_Saved data entries_:
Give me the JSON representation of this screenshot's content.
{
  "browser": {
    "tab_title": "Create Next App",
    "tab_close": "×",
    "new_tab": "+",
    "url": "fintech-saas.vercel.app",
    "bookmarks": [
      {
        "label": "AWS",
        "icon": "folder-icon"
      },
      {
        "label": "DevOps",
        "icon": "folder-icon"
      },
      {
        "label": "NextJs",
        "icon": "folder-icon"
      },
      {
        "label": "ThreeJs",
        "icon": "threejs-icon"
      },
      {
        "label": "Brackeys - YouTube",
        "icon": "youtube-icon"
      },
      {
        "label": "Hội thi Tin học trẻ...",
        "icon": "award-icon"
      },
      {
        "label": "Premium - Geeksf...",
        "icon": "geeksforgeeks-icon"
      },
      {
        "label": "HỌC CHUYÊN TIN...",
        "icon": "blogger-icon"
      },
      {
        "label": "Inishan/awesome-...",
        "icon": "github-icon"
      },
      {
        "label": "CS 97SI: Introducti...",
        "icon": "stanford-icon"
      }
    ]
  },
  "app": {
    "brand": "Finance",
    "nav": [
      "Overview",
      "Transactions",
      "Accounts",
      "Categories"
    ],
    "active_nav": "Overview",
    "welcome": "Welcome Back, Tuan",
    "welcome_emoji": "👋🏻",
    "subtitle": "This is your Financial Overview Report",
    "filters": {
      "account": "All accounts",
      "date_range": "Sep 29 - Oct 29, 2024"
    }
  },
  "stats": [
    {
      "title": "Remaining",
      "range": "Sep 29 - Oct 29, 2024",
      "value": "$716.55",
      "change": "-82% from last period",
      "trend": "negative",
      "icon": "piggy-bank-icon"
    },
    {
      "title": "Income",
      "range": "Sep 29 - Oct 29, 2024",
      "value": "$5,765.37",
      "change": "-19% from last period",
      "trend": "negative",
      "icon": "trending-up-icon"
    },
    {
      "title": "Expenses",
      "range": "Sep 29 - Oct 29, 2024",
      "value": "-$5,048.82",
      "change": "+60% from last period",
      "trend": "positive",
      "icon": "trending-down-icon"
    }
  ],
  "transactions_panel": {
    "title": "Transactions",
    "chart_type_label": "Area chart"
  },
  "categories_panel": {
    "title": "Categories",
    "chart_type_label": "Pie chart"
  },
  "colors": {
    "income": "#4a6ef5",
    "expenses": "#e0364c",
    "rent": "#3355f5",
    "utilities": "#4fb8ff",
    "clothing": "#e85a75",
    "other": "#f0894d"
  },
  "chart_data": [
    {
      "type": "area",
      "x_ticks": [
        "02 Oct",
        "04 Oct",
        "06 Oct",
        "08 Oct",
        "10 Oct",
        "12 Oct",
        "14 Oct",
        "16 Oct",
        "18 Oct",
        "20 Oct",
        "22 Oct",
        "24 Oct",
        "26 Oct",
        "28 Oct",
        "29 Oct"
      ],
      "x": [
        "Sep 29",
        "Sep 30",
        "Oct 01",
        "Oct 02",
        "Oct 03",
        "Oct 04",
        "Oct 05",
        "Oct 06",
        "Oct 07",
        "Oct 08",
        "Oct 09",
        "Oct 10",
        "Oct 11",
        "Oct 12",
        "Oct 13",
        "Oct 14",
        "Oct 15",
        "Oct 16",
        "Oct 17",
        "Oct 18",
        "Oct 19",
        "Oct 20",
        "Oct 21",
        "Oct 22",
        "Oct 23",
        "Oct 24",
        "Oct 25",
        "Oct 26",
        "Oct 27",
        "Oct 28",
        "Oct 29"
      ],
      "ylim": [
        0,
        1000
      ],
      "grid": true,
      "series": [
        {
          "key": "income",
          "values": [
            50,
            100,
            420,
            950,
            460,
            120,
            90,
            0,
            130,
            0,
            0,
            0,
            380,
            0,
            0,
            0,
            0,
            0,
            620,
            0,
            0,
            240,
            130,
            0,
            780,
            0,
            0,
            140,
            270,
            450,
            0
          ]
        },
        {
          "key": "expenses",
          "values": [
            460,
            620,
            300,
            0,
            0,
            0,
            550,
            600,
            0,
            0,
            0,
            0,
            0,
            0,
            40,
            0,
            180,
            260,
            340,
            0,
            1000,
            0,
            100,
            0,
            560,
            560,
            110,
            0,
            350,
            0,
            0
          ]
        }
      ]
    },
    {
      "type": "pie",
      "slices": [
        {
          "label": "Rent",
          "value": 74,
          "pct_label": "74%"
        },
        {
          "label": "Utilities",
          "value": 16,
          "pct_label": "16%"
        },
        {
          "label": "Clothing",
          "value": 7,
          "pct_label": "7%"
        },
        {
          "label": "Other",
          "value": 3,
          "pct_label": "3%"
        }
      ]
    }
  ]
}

_PROBLEM TO WORK ON_:
Give back all the data exactly as written.

_ANSWER_:
Give me the JSON representation of this screenshot's content.
{
  "browser": {
    "tab_title": "Create Next App",
    "tab_close": "×",
    "new_tab": "+",
    "url": "fintech-saas.vercel.app",
    "bookmarks": [
      {
        "label": "AWS",
        "icon": "folder-icon"
      },
      {
        "label": "DevOps",
        "icon": "folder-icon"
      },
      {
        "label": "NextJs",
        "icon": "folder-icon"
      },
      {
        "label": "ThreeJs",
        "icon": "threejs-icon"
      },
      {
        "label": "Brackeys - YouTube",
        "icon": "youtube-icon"
      },
      {
        "label": "Hội thi Tin học trẻ...",
        "icon": "award-icon"
      },
      {
        "label": "Premium - Geeksf...",
        "icon": "geeksforgeeks-icon"
      },
      {
        "label": "HỌC CHUYÊN TIN...",
        "icon": "blogger-icon"
      },
      {
        "label": "Inishan/awesome-...",
        "icon": "github-icon"
      },
      {
        "label": "CS 97SI: Introducti...",
        "icon": "stanford-icon"
      }
    ]
  },
  "app": {
    "brand": "Finance",
    "nav": [
      "Overview",
      "Transactions",
      "Accounts",
      "Categories"
    ],
    "active_nav": "Overview",
    "welcome": "Welcome Back, Tuan",
    "welcome_emoji": "👋🏻",
    "subtitle": "This is your Financial Overview Report",
    "filters": {
      "account": "All accounts",
      "date_range": "Sep 29 - Oct 29, 2024"
    }
  },
  "stats": [
    {
      "title": "Remaining",
      "range": "Sep 29 - Oct 29, 2024",
      "value": "$716.55",
      "change": "-82% from last period",
      "trend": "negative",
      "icon": "piggy-bank-icon"
    },
    {
      "title": "Income",
      "range": "Sep 29 - Oct 29, 2024",
      "value": "$5,765.37",
      "change": "-19% from last period",
      "trend": "negative",
      "icon": "trending-up-icon"
    },
    {
      "title": "Expenses",
      "range": "Sep 29 - Oct 29, 2024",
      "value": "-$5,048.82",
      "change": "+60% from last period",
      "trend": "positive",
      "icon": "trending-down-icon"
    }
  ],
  "transactions_panel": {
    "title": "Transactions",
    "chart_type_label": "Area chart"
  },
  "categories_panel": {
    "title": "Categories",
    "chart_type_label": "Pie chart"
  },
  "colors": {
    "income": "#4a6ef5",
    "expenses": "#e0364c",
    "rent": "#3355f5",
    "utilities": "#4fb8ff",
    "clothing": "#e85a75",
    "other": "#f0894d"
  },
  "chart_data": [
    {
      "type": "area",
      "x_ticks": [
        "02 Oct",
        "04 Oct",
        "06 Oct",
        "08 Oct",
        "10 Oct",
        "12 Oct",
        "14 Oct",
        "16 Oct",
        "18 Oct",
        "20 Oct",
        "22 Oct",
        "24 Oct",
        "26 Oct",
        "28 Oct",
        "29 Oct"
      ],
      "x": [
        "Sep 29",
        "Sep 30",
        "Oct 01",
        "Oct 02",
        "Oct 03",
        "Oct 04",
        "Oct 05",
        "Oct 06",
        "Oct 07",
        "Oct 08",
        "Oct 09",
        "Oct 10",
        "Oct 11",
        "Oct 12",
        "Oct 13",
        "Oct 14",
        "Oct 15",
        "Oct 16",
        "Oct 17",
        "Oct 18",
        "Oct 19",
        "Oct 20",
        "Oct 21",
        "Oct 22",
        "Oct 23",
        "Oct 24",
        "Oct 25",
        "Oct 26",
        "Oct 27",
        "Oct 28",
        "Oct 29"
      ],
      "ylim": [
        0,
        1000
      ],
      "grid": true,
      "series": [
        {
          "key": "income",
          "values": [
            50,
            100,
            420,
            950,
            460,
            120,
            90,
            0,
            130,
            0,
            0,
            0,
            380,
            0,
            0,
            0,
            0,
            0,
            620,
            0,
            0,
            240,
            130,
            0,
            780,
            0,
            0,
            140,
            270,
            450,
            0
          ]
        },
        {
          "key": "expenses",
          "values": [
            460,
            620,
            300,
            0,
            0,
            0,
            550,
            600,
            0,
            0,
            0,
            0,
            0,
            0,
            40,
            0,
            180,
            260,
            340,
            0,
            1000,
            0,
            100,
            0,
            560,
            560,
            110,
            0,
            350,
            0,
            0
          ]
        }
      ]
    },
    {
      "type": "pie",
      "slices": [
        {
          "label": "Rent",
          "value": 74,
          "pct_label": "74%"
        },
        {
          "label": "Utilities",
          "value": 16,
          "pct_label": "16%"
        },
        {
          "label": "Clothing",
          "value": 7,
          "pct_label": "7%"
        },
        {
          "label": "Other",
          "value": 3,
          "pct_label": "3%"
        }
      ]
    }
  ]
}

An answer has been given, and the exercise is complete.